Identify the lines containing the word "true". Copy each one.
══ Records provided
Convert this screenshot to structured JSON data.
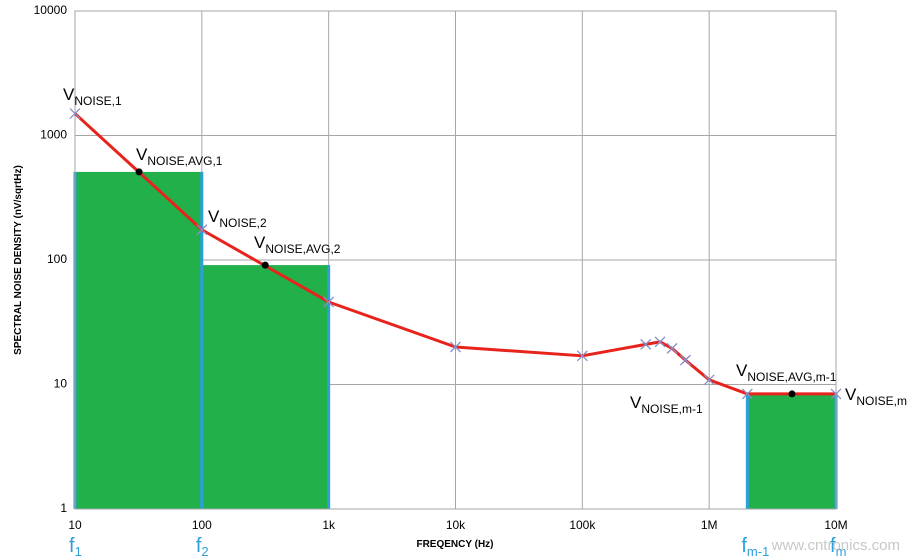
{
  "chart_data": {
    "type": "line",
    "xlog": true,
    "ylog": true,
    "grid": true,
    "xlim": [
      10,
      10000000
    ],
    "ylim": [
      1,
      10000
    ],
    "xticks": [
      10,
      100,
      {
        "value": 1000,
        "label": "1k"
      },
      {
        "value": 10000,
        "label": "10k"
      },
      {
        "value": 100000,
        "label": "100k"
      },
      {
        "value": 1000000,
        "label": "1M"
      },
      {
        "value": 10000000,
        "label": "10M"
      }
    ],
    "yticks": [
      1,
      10,
      100,
      1000,
      10000
    ],
    "x_label": "FREQENCY (Hz)",
    "y_label": "SPECTRAL NOISE DENSITY  (nV/sqrtHz)",
    "series": [
      {
        "color": "#e8231b",
        "marker_color": "#8a8fc8",
        "x": [
          10,
          100,
          1000,
          10000,
          100000,
          316000,
          410000,
          510000,
          650000,
          1000000,
          2000000,
          10000000
        ],
        "values": [
          1500,
          175,
          46,
          20,
          17,
          21,
          22,
          19.5,
          15.7,
          10.9,
          8.4,
          8.4
        ]
      }
    ],
    "avg_points": {
      "color": "#000000",
      "x": [
        32,
        316,
        4500000
      ],
      "values": [
        510,
        91,
        8.4
      ]
    },
    "bars": {
      "color": "#22b04b",
      "edge_color": "#2e9fd8",
      "items": [
        {
          "x0": 10,
          "x1": 100,
          "value": 510
        },
        {
          "x0": 100,
          "x1": 1000,
          "value": 91
        },
        {
          "x0": 2000000,
          "x1": 10000000,
          "value": 8.4
        }
      ]
    },
    "annotations": [
      {
        "main": "V",
        "sub": "NOISE,1"
      },
      {
        "main": "V",
        "sub": "NOISE,AVG,1"
      },
      {
        "main": "V",
        "sub": "NOISE,2"
      },
      {
        "main": "V",
        "sub": "NOISE,AVG,2"
      },
      {
        "main": "V",
        "sub": "NOISE,m-1"
      },
      {
        "main": "V",
        "sub": "NOISE,AVG,m-1"
      },
      {
        "main": "V",
        "sub": "NOISE,m"
      }
    ],
    "freq_markers": [
      {
        "x": 10,
        "main": "f",
        "sub": "1"
      },
      {
        "x": 100,
        "main": "f",
        "sub": "2"
      },
      {
        "x": 2000000,
        "main": "f",
        "sub": "m-1"
      },
      {
        "x": 10000000,
        "main": "f",
        "sub": "m"
      }
    ],
    "watermark": "www.cntronics.com"
  }
}
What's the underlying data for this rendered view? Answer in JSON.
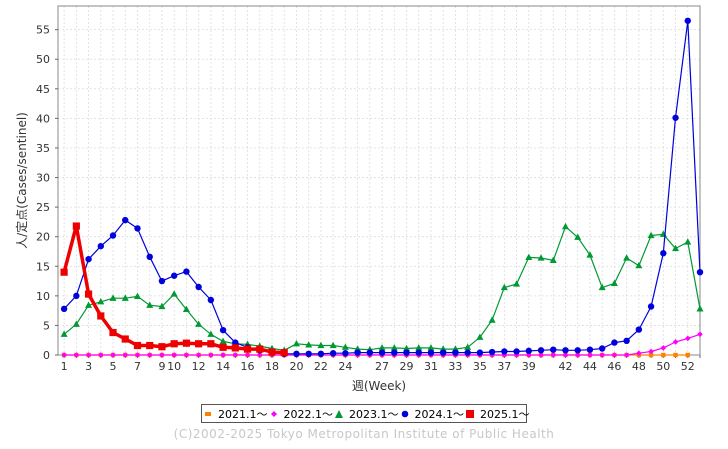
{
  "chart_data": {
    "type": "line",
    "xlabel": "週(Week)",
    "ylabel": "人/定点(Cases/sentinel)",
    "xlim": [
      0.5,
      53
    ],
    "ylim": [
      0,
      59
    ],
    "x_ticks": [
      1,
      3,
      5,
      7,
      9,
      10,
      12,
      14,
      16,
      18,
      20,
      22,
      24,
      27,
      29,
      31,
      33,
      35,
      37,
      39,
      42,
      44,
      46,
      48,
      50,
      52
    ],
    "y_ticks": [
      0,
      5,
      10,
      15,
      20,
      25,
      30,
      35,
      40,
      45,
      50,
      55
    ],
    "grid": true,
    "legend_position": "bottom",
    "series": [
      {
        "name": "2021.1～",
        "color": "#ff8000",
        "marker": "square",
        "values": [
          0,
          0,
          0,
          0,
          0,
          0,
          0,
          0,
          0,
          0,
          0,
          0,
          0,
          0,
          0,
          0,
          0,
          0,
          0,
          0,
          0,
          0,
          0,
          0,
          0,
          0,
          0,
          0,
          0,
          0,
          0,
          0,
          0,
          0,
          0,
          0,
          0,
          0,
          0,
          0,
          0,
          0,
          0,
          0,
          0,
          0,
          0,
          0,
          0,
          0,
          0,
          0
        ]
      },
      {
        "name": "2022.1～",
        "color": "#ff00ff",
        "marker": "diamond",
        "values": [
          0,
          0,
          0,
          0,
          0,
          0,
          0,
          0,
          0,
          0,
          0,
          0,
          0,
          0,
          0,
          0,
          0,
          0,
          0,
          0,
          0,
          0,
          0,
          0,
          0,
          0,
          0,
          0,
          0,
          0,
          0,
          0,
          0,
          0,
          0,
          0,
          0,
          0,
          0,
          0,
          0,
          0,
          0,
          0,
          0,
          0,
          0,
          0.3,
          0.6,
          1.2,
          2.2,
          2.8,
          3.5
        ]
      },
      {
        "name": "2023.1～",
        "color": "#009933",
        "marker": "triangle",
        "values": [
          3.5,
          5.2,
          8.4,
          9.0,
          9.6,
          9.6,
          9.9,
          8.4,
          8.2,
          10.3,
          7.7,
          5.2,
          3.5,
          2.3,
          1.9,
          1.8,
          1.5,
          1.1,
          0.8,
          1.9,
          1.7,
          1.6,
          1.6,
          1.3,
          1.0,
          0.9,
          1.2,
          1.2,
          1.1,
          1.2,
          1.2,
          1.0,
          1.0,
          1.3,
          3.0,
          5.9,
          11.4,
          12.0,
          16.5,
          16.4,
          16.0,
          21.7,
          19.9,
          16.9,
          11.4,
          12.1,
          16.4,
          15.1,
          20.2,
          20.4,
          18.0,
          19.1,
          7.8
        ]
      },
      {
        "name": "2024.1～",
        "color": "#0000dd",
        "marker": "circle",
        "values": [
          7.8,
          10.0,
          16.2,
          18.4,
          20.2,
          22.8,
          21.4,
          16.6,
          12.5,
          13.4,
          14.1,
          11.5,
          9.3,
          4.2,
          2.1,
          1.3,
          0.8,
          0.4,
          0.2,
          0.2,
          0.2,
          0.2,
          0.3,
          0.3,
          0.4,
          0.4,
          0.4,
          0.4,
          0.4,
          0.4,
          0.4,
          0.4,
          0.4,
          0.4,
          0.4,
          0.5,
          0.6,
          0.6,
          0.7,
          0.8,
          0.9,
          0.8,
          0.8,
          0.9,
          1.1,
          2.1,
          2.4,
          4.3,
          8.2,
          17.2,
          40.1,
          56.5,
          14.0
        ]
      },
      {
        "name": "2025.1～",
        "color": "#ee0000",
        "marker": "square",
        "values": [
          14.0,
          21.8,
          10.3,
          6.6,
          3.8,
          2.7,
          1.6,
          1.6,
          1.4,
          1.9,
          2.0,
          1.9,
          1.9,
          1.3,
          1.2,
          1.0,
          1.0,
          0.5,
          0.4
        ]
      }
    ]
  },
  "footer": {
    "credit": "(C)2002-2025 Tokyo Metropolitan Institute of Public Health"
  }
}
════
Exercise response ::
    "xlog": true,
    "ylog": true,
    "grid": true,
    "grid": true,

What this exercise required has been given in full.